» WHAT TO PRODUCE
Pick every line from the data that holds the word "Query".

Records:
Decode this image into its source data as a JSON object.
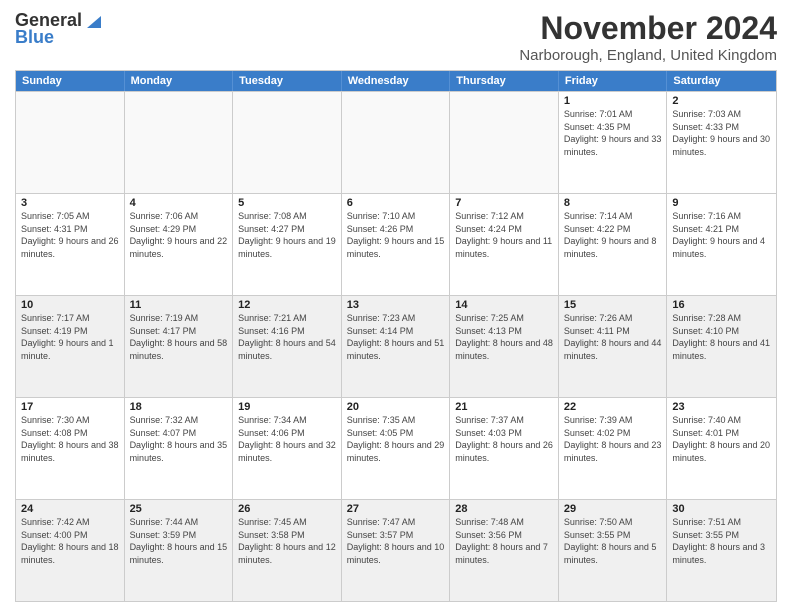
{
  "logo": {
    "line1": "General",
    "line2": "Blue"
  },
  "title": "November 2024",
  "location": "Narborough, England, United Kingdom",
  "header_days": [
    "Sunday",
    "Monday",
    "Tuesday",
    "Wednesday",
    "Thursday",
    "Friday",
    "Saturday"
  ],
  "weeks": [
    [
      {
        "day": "",
        "empty": true
      },
      {
        "day": "",
        "empty": true
      },
      {
        "day": "",
        "empty": true
      },
      {
        "day": "",
        "empty": true
      },
      {
        "day": "",
        "empty": true
      },
      {
        "day": "1",
        "info": "Sunrise: 7:01 AM\nSunset: 4:35 PM\nDaylight: 9 hours\nand 33 minutes."
      },
      {
        "day": "2",
        "info": "Sunrise: 7:03 AM\nSunset: 4:33 PM\nDaylight: 9 hours\nand 30 minutes."
      }
    ],
    [
      {
        "day": "3",
        "info": "Sunrise: 7:05 AM\nSunset: 4:31 PM\nDaylight: 9 hours\nand 26 minutes."
      },
      {
        "day": "4",
        "info": "Sunrise: 7:06 AM\nSunset: 4:29 PM\nDaylight: 9 hours\nand 22 minutes."
      },
      {
        "day": "5",
        "info": "Sunrise: 7:08 AM\nSunset: 4:27 PM\nDaylight: 9 hours\nand 19 minutes."
      },
      {
        "day": "6",
        "info": "Sunrise: 7:10 AM\nSunset: 4:26 PM\nDaylight: 9 hours\nand 15 minutes."
      },
      {
        "day": "7",
        "info": "Sunrise: 7:12 AM\nSunset: 4:24 PM\nDaylight: 9 hours\nand 11 minutes."
      },
      {
        "day": "8",
        "info": "Sunrise: 7:14 AM\nSunset: 4:22 PM\nDaylight: 9 hours\nand 8 minutes."
      },
      {
        "day": "9",
        "info": "Sunrise: 7:16 AM\nSunset: 4:21 PM\nDaylight: 9 hours\nand 4 minutes."
      }
    ],
    [
      {
        "day": "10",
        "shaded": true,
        "info": "Sunrise: 7:17 AM\nSunset: 4:19 PM\nDaylight: 9 hours\nand 1 minute."
      },
      {
        "day": "11",
        "shaded": true,
        "info": "Sunrise: 7:19 AM\nSunset: 4:17 PM\nDaylight: 8 hours\nand 58 minutes."
      },
      {
        "day": "12",
        "shaded": true,
        "info": "Sunrise: 7:21 AM\nSunset: 4:16 PM\nDaylight: 8 hours\nand 54 minutes."
      },
      {
        "day": "13",
        "shaded": true,
        "info": "Sunrise: 7:23 AM\nSunset: 4:14 PM\nDaylight: 8 hours\nand 51 minutes."
      },
      {
        "day": "14",
        "shaded": true,
        "info": "Sunrise: 7:25 AM\nSunset: 4:13 PM\nDaylight: 8 hours\nand 48 minutes."
      },
      {
        "day": "15",
        "shaded": true,
        "info": "Sunrise: 7:26 AM\nSunset: 4:11 PM\nDaylight: 8 hours\nand 44 minutes."
      },
      {
        "day": "16",
        "shaded": true,
        "info": "Sunrise: 7:28 AM\nSunset: 4:10 PM\nDaylight: 8 hours\nand 41 minutes."
      }
    ],
    [
      {
        "day": "17",
        "info": "Sunrise: 7:30 AM\nSunset: 4:08 PM\nDaylight: 8 hours\nand 38 minutes."
      },
      {
        "day": "18",
        "info": "Sunrise: 7:32 AM\nSunset: 4:07 PM\nDaylight: 8 hours\nand 35 minutes."
      },
      {
        "day": "19",
        "info": "Sunrise: 7:34 AM\nSunset: 4:06 PM\nDaylight: 8 hours\nand 32 minutes."
      },
      {
        "day": "20",
        "info": "Sunrise: 7:35 AM\nSunset: 4:05 PM\nDaylight: 8 hours\nand 29 minutes."
      },
      {
        "day": "21",
        "info": "Sunrise: 7:37 AM\nSunset: 4:03 PM\nDaylight: 8 hours\nand 26 minutes."
      },
      {
        "day": "22",
        "info": "Sunrise: 7:39 AM\nSunset: 4:02 PM\nDaylight: 8 hours\nand 23 minutes."
      },
      {
        "day": "23",
        "info": "Sunrise: 7:40 AM\nSunset: 4:01 PM\nDaylight: 8 hours\nand 20 minutes."
      }
    ],
    [
      {
        "day": "24",
        "shaded": true,
        "info": "Sunrise: 7:42 AM\nSunset: 4:00 PM\nDaylight: 8 hours\nand 18 minutes."
      },
      {
        "day": "25",
        "shaded": true,
        "info": "Sunrise: 7:44 AM\nSunset: 3:59 PM\nDaylight: 8 hours\nand 15 minutes."
      },
      {
        "day": "26",
        "shaded": true,
        "info": "Sunrise: 7:45 AM\nSunset: 3:58 PM\nDaylight: 8 hours\nand 12 minutes."
      },
      {
        "day": "27",
        "shaded": true,
        "info": "Sunrise: 7:47 AM\nSunset: 3:57 PM\nDaylight: 8 hours\nand 10 minutes."
      },
      {
        "day": "28",
        "shaded": true,
        "info": "Sunrise: 7:48 AM\nSunset: 3:56 PM\nDaylight: 8 hours\nand 7 minutes."
      },
      {
        "day": "29",
        "shaded": true,
        "info": "Sunrise: 7:50 AM\nSunset: 3:55 PM\nDaylight: 8 hours\nand 5 minutes."
      },
      {
        "day": "30",
        "shaded": true,
        "info": "Sunrise: 7:51 AM\nSunset: 3:55 PM\nDaylight: 8 hours\nand 3 minutes."
      }
    ]
  ]
}
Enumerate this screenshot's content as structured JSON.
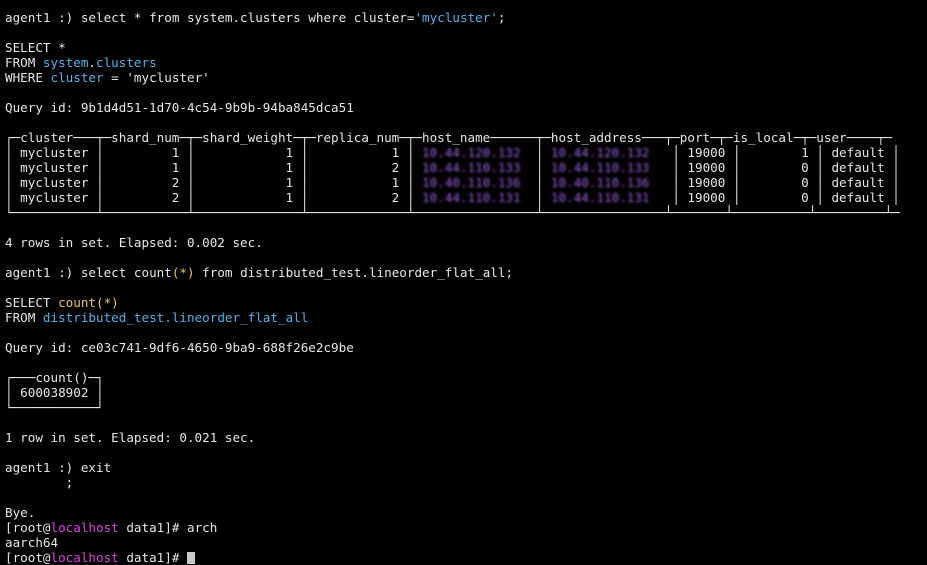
{
  "colors": {
    "background": "#000000",
    "text": "#e6e6e6",
    "identifier": "#4fb3e8",
    "function": "#e6c84a",
    "hostname": "#e040e0",
    "redacted": "#b070ff"
  },
  "block1": {
    "prompt": "agent1 :) ",
    "command": "select * from system.clusters where cluster=",
    "literal": "'mycluster'",
    "terminator": ";",
    "fmt_select": "SELECT *",
    "fmt_from_kw": "FROM ",
    "fmt_from_db": "system",
    "fmt_dot": ".",
    "fmt_from_tbl": "clusters",
    "fmt_where_kw": "WHERE ",
    "fmt_where_col": "cluster",
    "fmt_where_rest": " = 'mycluster'",
    "query_id": "Query id: 9b1d4d51-1d70-4c54-9b9b-94ba845dca51",
    "table": {
      "top_border": "┌─cluster───┬─shard_num─┬─shard_weight─┬─replica_num─┬─host_name──────┬─host_address───┬─port─┬─is_local─┬─user────┬─",
      "rows": [
        {
          "lead": "│ mycluster │         1 │            1 │           1 │ ",
          "host_name": "10.44.120.132 ",
          "mid": " │ ",
          "host_address": "10.44.120.132  ",
          "tail": " │ 19000 │        1 │ default │ "
        },
        {
          "lead": "│ mycluster │         1 │            1 │           2 │ ",
          "host_name": "10.44.110.133 ",
          "mid": " │ ",
          "host_address": "10.44.110.133  ",
          "tail": " │ 19000 │        0 │ default │ "
        },
        {
          "lead": "│ mycluster │         2 │            1 │           1 │ ",
          "host_name": "10.40.110.136 ",
          "mid": " │ ",
          "host_address": "10.40.110.136  ",
          "tail": " │ 19000 │        0 │ default │ "
        },
        {
          "lead": "│ mycluster │         2 │            1 │           2 │ ",
          "host_name": "10.44.110.131 ",
          "mid": " │ ",
          "host_address": "10.44.110.131  ",
          "tail": " │ 19000 │        0 │ default │ "
        }
      ],
      "bottom_border": "└───────────┴───────────┴──────────────┴─────────────┴────────────────┴────────────────┴───────┴──────────┴─────────┴─"
    },
    "result": "4 rows in set. Elapsed: 0.002 sec."
  },
  "block2": {
    "prompt": "agent1 :) ",
    "command_pre": "select count",
    "command_args": "(*)",
    "command_post": " from distributed_test.lineorder_flat_all;",
    "fmt_select_kw": "SELECT ",
    "fmt_count": "count(*)",
    "fmt_from_kw": "FROM ",
    "fmt_from_db": "distributed_test",
    "fmt_dot": ".",
    "fmt_from_tbl": "lineorder_flat_all",
    "query_id": "Query id: ce03c741-9df6-4650-9ba9-688f26e2c9be",
    "table": {
      "top_border": "┌───count()─┐",
      "row": "│ 600038902 │",
      "bottom_border": "└───────────┘"
    },
    "result": "1 row in set. Elapsed: 0.021 sec."
  },
  "block3": {
    "prompt": "agent1 :) ",
    "command": "exit",
    "continuation": "        ;",
    "bye": "Bye."
  },
  "shell": {
    "open_bracket": "[root@",
    "hostname": "localhost",
    "dir_part": " data1]# ",
    "command1": "arch",
    "output1": "aarch64",
    "dir_part2": " data1]# "
  }
}
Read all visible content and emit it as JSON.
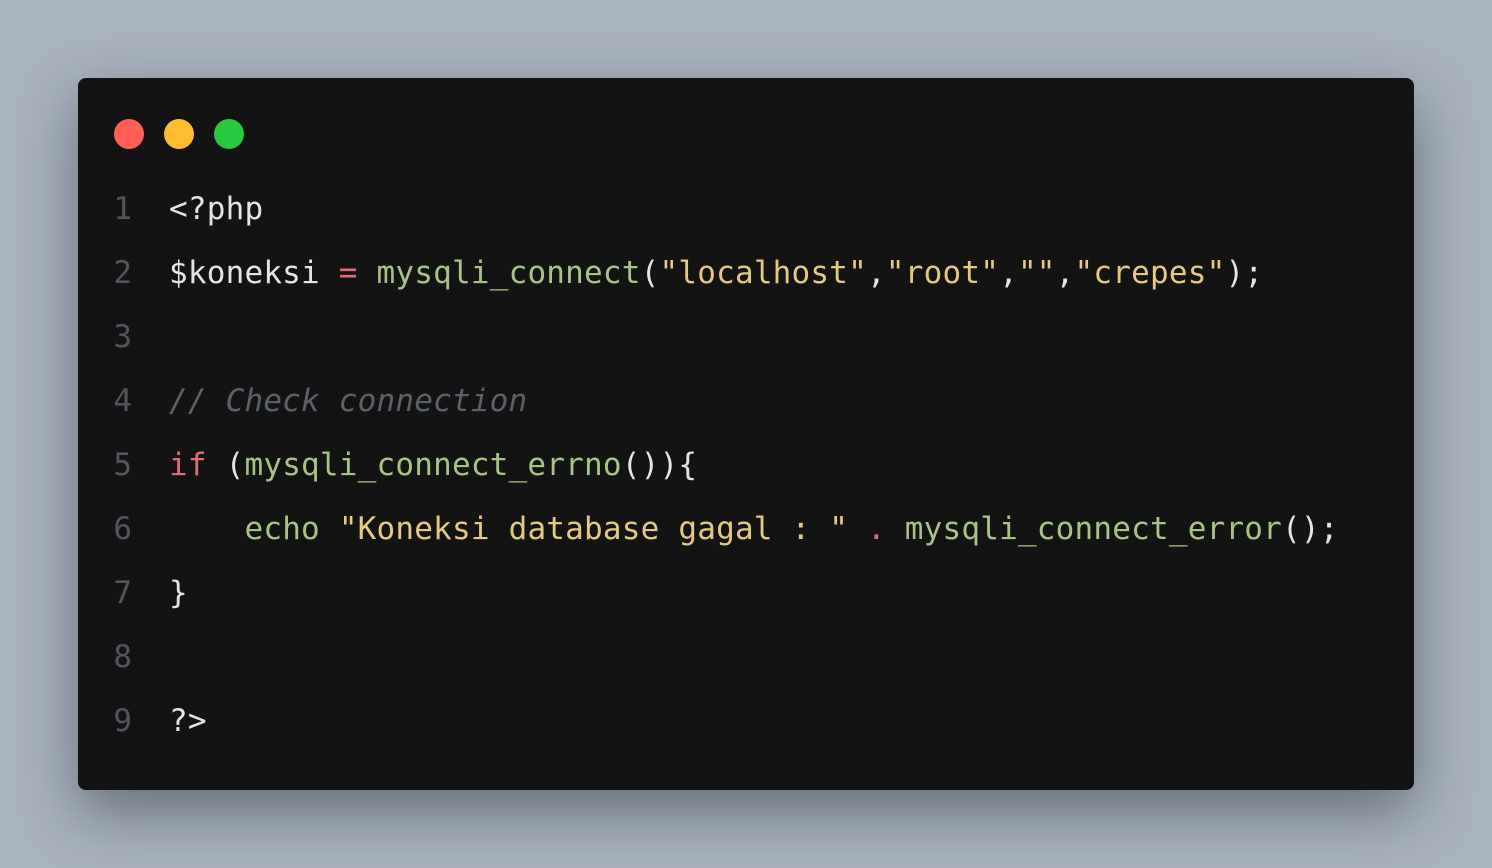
{
  "window": {
    "colors": {
      "background": "#a9b3bf",
      "panel": "#131313",
      "close": "#ff5f57",
      "minimize": "#febc2e",
      "maximize": "#28c840"
    }
  },
  "code": {
    "lines": [
      {
        "number": "1",
        "tokens": [
          {
            "type": "plain",
            "text": "<?php"
          }
        ]
      },
      {
        "number": "2",
        "tokens": [
          {
            "type": "plain",
            "text": "$koneksi "
          },
          {
            "type": "op",
            "text": "="
          },
          {
            "type": "plain",
            "text": " "
          },
          {
            "type": "fn",
            "text": "mysqli_connect"
          },
          {
            "type": "plain",
            "text": "("
          },
          {
            "type": "str",
            "text": "\"localhost\""
          },
          {
            "type": "plain",
            "text": ","
          },
          {
            "type": "str",
            "text": "\"root\""
          },
          {
            "type": "plain",
            "text": ","
          },
          {
            "type": "str",
            "text": "\"\""
          },
          {
            "type": "plain",
            "text": ","
          },
          {
            "type": "str",
            "text": "\"crepes\""
          },
          {
            "type": "plain",
            "text": ");"
          }
        ]
      },
      {
        "number": "3",
        "tokens": []
      },
      {
        "number": "4",
        "tokens": [
          {
            "type": "cm",
            "text": "// Check connection"
          }
        ]
      },
      {
        "number": "5",
        "tokens": [
          {
            "type": "kw",
            "text": "if"
          },
          {
            "type": "plain",
            "text": " ("
          },
          {
            "type": "fn",
            "text": "mysqli_connect_errno"
          },
          {
            "type": "plain",
            "text": "()){"
          }
        ]
      },
      {
        "number": "6",
        "tokens": [
          {
            "type": "plain",
            "text": "    "
          },
          {
            "type": "fn",
            "text": "echo"
          },
          {
            "type": "plain",
            "text": " "
          },
          {
            "type": "str",
            "text": "\"Koneksi database gagal : \""
          },
          {
            "type": "plain",
            "text": " "
          },
          {
            "type": "op",
            "text": "."
          },
          {
            "type": "plain",
            "text": " "
          },
          {
            "type": "fn",
            "text": "mysqli_connect_error"
          },
          {
            "type": "plain",
            "text": "();"
          }
        ]
      },
      {
        "number": "7",
        "tokens": [
          {
            "type": "plain",
            "text": "}"
          }
        ]
      },
      {
        "number": "8",
        "tokens": []
      },
      {
        "number": "9",
        "tokens": [
          {
            "type": "plain",
            "text": "?>"
          }
        ]
      }
    ]
  }
}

» RESULT BELOW
    "query_id": "Query id: 9b1d4d51-1d70-4c54-9b9b-94ba845dca51",
    "query_id": "Query id: ce03c741-9df6-4650-9ba9-688f26e2c9be",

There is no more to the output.